Document section:
===============

Machine learning
Rampy offers three classes for performing classification, regression or unsupervised ML exploration of a set of spectra. Those are helpful ways to automatically perform usual scalling, test-train splitting and ML training of popular ML algorithms, and use scikit-learn in the background.
Those functions work (rp.regressor
was used in this publication) but still may evolve in the futur. For advanced, ML, I suggest using directly scikit-learn or other ML libraries.
Below you will find the documentation of the relevant functions, and have a look at the example notebooks too: Example notebooks
Do not hesitate to ask for new features depending on your needs !
Machine learning classification
Based on a set of spectra and their labels, the rampy.ml_classification
module allows you to perform a classification of the spectra using a supervised ML algorithm. The class will take care of splitting the data into training and test sets, scaling the data, and training the model. You can then use the trained model to predict the labels of new spectra.
- class rampy.ml_classification.mlclassificator(x, y, **kwargs)
Bases:
object
Perform automatic classification of spectral data using scikit-learn machine learning algorithms.
This class supports various classification algorithms and allows customization of hyperparameters. It also handles scaling and splitting of training and testing datasets.
- x
Training spectra organized in rows (1 row = one spectrum).
- Type:
np.ndarray
- y
Target labels for training data.
- Type:
np.ndarray
- X_test
Testing spectra organized in rows.
- Type:
np.ndarray
- y_test
Target labels for testing data.
- Type:
np.ndarray
- algorithm
Machine learning algorithm to use. Options: “Nearest Neighbors”, “Linear SVM”, “RBF SVM”, “Gaussian Process”, “Decision Tree”, “Random Forest”, “Neural Net”, “AdaBoost”, “Naive Bayes”, “QDA”.
- Type:
str
- scaling
Whether to scale the data during fitting and prediction.
- Type:
bool
- scaler
Type of scaler to use (“MinMaxScaler” or “StandardScaler”).
- Type:
str
- test_size
Fraction of the dataset to use as a testing dataset if X_test and y_test are not provided.
- Type:
float
- rand_state
Random seed for reproducibility. Default is 42.
- Type:
int
- params_
Hyperparameters for the selected algorithm.
- Type:
dict
- model
Scikit-learn model instance.
- X_scaler
Scikit-learn scaler instance for X values.
- fit(params_: dict = None)
Scale data and train or re-train the model with the specified algorithm.
This method initializes and trains the model if it hasn’t been trained yet. If a model already exists (from a previous fit), it reuses the existing model and optionally updates its hyperparameters.
- Parameters:
params (dict, optional) – Hyperparameters for the selected algorithm. If provided, these parameters will override any previously set parameters.
- Raises:
ValueError – If an invalid algorithm is specified or if scaling is inconsistent.
- predict(X)
Predict target values using the trained model.

===============

(Layout annotation data)
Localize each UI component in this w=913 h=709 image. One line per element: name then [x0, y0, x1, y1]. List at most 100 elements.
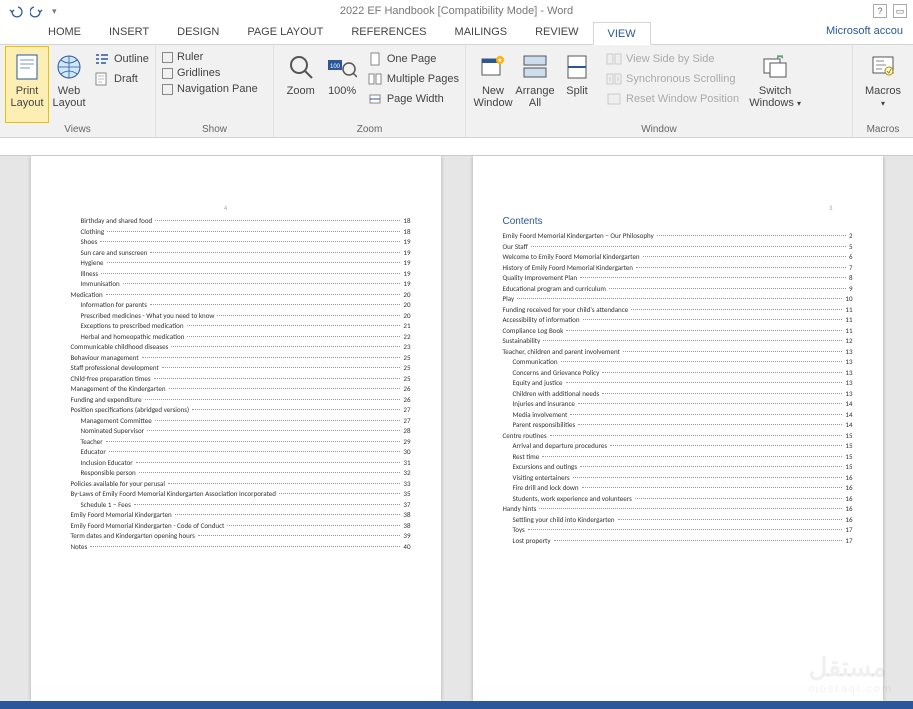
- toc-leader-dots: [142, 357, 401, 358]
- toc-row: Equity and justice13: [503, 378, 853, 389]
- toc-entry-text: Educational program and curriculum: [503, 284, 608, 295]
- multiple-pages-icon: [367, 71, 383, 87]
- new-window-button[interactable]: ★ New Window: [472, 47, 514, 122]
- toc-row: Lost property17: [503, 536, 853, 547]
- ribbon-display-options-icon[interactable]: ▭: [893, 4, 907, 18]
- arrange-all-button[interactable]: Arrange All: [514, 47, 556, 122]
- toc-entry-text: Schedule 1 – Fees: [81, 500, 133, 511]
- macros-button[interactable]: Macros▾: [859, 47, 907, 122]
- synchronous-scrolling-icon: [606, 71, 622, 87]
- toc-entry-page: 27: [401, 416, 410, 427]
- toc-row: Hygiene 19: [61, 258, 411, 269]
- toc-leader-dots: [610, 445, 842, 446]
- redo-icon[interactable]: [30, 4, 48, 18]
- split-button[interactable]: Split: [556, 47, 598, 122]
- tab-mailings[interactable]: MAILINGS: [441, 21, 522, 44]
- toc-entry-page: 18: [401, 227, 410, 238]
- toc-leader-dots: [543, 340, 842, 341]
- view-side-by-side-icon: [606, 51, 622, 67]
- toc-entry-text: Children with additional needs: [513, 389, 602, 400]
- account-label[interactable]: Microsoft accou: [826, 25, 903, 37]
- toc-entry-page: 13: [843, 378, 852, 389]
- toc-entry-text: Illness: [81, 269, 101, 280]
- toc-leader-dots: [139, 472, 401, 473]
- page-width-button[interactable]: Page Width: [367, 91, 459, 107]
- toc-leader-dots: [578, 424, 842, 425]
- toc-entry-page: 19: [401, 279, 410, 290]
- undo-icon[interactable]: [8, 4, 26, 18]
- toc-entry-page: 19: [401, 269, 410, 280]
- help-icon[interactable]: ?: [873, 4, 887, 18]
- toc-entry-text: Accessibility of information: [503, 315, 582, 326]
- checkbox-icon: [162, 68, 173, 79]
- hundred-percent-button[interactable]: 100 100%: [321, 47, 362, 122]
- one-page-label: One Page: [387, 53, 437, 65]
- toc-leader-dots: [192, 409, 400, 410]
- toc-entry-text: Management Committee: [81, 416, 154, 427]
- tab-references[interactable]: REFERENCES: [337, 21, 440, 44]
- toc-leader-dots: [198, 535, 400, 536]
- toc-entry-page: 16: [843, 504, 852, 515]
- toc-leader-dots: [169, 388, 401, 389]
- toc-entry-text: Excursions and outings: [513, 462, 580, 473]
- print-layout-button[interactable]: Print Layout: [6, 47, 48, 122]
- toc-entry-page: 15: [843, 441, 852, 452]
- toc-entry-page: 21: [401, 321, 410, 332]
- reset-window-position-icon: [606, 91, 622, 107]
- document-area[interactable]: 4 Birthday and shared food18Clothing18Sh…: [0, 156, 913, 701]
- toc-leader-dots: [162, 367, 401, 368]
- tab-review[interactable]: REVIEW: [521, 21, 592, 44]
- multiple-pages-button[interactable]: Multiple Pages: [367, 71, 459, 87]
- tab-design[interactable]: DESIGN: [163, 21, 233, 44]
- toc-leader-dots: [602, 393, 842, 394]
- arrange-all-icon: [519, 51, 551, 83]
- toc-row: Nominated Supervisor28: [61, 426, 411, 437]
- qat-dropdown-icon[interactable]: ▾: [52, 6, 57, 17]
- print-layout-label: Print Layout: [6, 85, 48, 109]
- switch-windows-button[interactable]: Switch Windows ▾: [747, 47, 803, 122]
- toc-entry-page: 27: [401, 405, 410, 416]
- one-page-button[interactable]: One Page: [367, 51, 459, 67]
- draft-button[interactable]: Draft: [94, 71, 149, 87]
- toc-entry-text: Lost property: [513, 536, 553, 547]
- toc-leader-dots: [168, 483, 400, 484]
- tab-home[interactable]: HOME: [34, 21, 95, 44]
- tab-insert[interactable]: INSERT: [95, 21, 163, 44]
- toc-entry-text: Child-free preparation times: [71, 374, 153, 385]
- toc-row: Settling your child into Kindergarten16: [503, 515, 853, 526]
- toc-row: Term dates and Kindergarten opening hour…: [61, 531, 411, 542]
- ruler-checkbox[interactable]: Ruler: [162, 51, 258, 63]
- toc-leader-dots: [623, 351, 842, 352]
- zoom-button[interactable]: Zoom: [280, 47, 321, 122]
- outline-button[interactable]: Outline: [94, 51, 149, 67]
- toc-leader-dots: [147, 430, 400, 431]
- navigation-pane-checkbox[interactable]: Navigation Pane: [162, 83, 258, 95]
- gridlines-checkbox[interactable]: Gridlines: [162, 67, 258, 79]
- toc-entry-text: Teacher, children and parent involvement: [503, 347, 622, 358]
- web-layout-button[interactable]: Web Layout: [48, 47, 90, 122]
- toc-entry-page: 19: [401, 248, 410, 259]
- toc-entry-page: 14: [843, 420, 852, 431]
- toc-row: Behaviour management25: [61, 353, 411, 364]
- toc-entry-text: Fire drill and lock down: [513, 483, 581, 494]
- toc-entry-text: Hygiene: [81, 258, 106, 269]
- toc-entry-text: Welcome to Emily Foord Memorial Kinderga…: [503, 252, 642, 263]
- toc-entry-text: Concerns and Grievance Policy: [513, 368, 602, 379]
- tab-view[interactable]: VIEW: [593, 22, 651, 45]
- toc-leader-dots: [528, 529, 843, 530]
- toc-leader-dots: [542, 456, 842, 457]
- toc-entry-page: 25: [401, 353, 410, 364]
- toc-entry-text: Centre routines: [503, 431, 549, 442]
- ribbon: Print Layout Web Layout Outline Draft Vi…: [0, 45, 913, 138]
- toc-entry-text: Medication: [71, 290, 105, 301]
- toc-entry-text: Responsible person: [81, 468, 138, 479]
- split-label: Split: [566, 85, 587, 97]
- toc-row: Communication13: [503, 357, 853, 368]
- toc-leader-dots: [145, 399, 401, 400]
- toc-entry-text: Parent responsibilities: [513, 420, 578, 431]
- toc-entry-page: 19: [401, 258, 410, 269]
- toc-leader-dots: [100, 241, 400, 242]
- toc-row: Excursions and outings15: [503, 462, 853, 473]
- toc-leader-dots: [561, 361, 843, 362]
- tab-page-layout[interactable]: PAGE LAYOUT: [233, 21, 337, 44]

===============

Directive 1: Reproduce the passage of the Rampy machine learning documentation from "Below you will" up to and including "machine learning algorithms.".
Directive 2: Write the next part of the Rampy machine learning documentation, picking up after its final line.

Final result 1:
Below you will find the documentation of the relevant functions, and have a look at the example notebooks too: Example notebooks
Do not hesitate to ask for new features depending on your needs !
Machine learning classification
Based on a set of spectra and their labels, the rampy.ml_classification
module allows you to perform a classification of the spectra using a supervised ML algorithm. The class will take care of splitting the data into training and test sets, scaling the data, and training the model. You can then use the trained model to predict the labels of new spectra.
- class rampy.ml_classification.mlclassificator(x, y, **kwargs)
Bases:
object
Perform automatic classification of spectral data using scikit-learn machine learning algorithms.

Final result 2:
- Parameters:
X (np.ndarray) – Samples to predict with shape (n_samples, n_features).
- Returns:
Predicted target values with shape (n_samples,).
- Return type:
np.ndarray
Notes
If scaling is enabled, input samples will be scaled before prediction.
- Raises:
ValueError – If the model has not been fitted yet.
- refit()
Re-train a model previously trained with fit()
- scale_data()
Scale training and testing data.
Machine learning exploration
The rampy.ml_exploration
module allows you to perform unsupervised ML exploration of a set of spectra. The class will take care of scaling the data and training the model. You can then use the trained model to explore the data and find patterns.
- class rampy.ml_exploration.mlexplorer(x, **kwargs)
Bases:
object
use machine learning algorithms from scikit learn to explore spectroscopic datasets
Performs automatic scaling and train/test split before NMF or PCA fit.
- x
Spectra; n_features = n_frequencies.
- Type:
{array-like, sparse matrix}, shape = (n_samples, n_features)
- X_test
spectra organised in rows (1 row = one spectrum) that you want to use as a testing dataset. THose spectra should not be present in the x (training) dataset. The spectra should share a common X axis.
- Type:
{array-like, sparse matrix}, shape = (n_samples, n_features)
- algorithm
“PCA”, “NMF”, default = “PCA”
- Type:
String,
- scaling
True or False. If True, data will be scaled prior to fitting (see below),
- Type:
Bool
- scaler
the type of scaling performed. Choose between MinMaxScaler or StandardScaler, see http://scikit-learn.org/stable/modules/preprocessing.html for details. Default = “MinMaxScaler”.
- Type:
String
- test_size
the fraction of the dataset to use as a testing dataset; only used if X_test and y_test are not provided.
- Type:
float
- rand_state
the random seed that is used for reproductibility of the results. Default = 42.
- Type:
Float64
- model
A Scikit Learn object model, see scikit learn library documentation.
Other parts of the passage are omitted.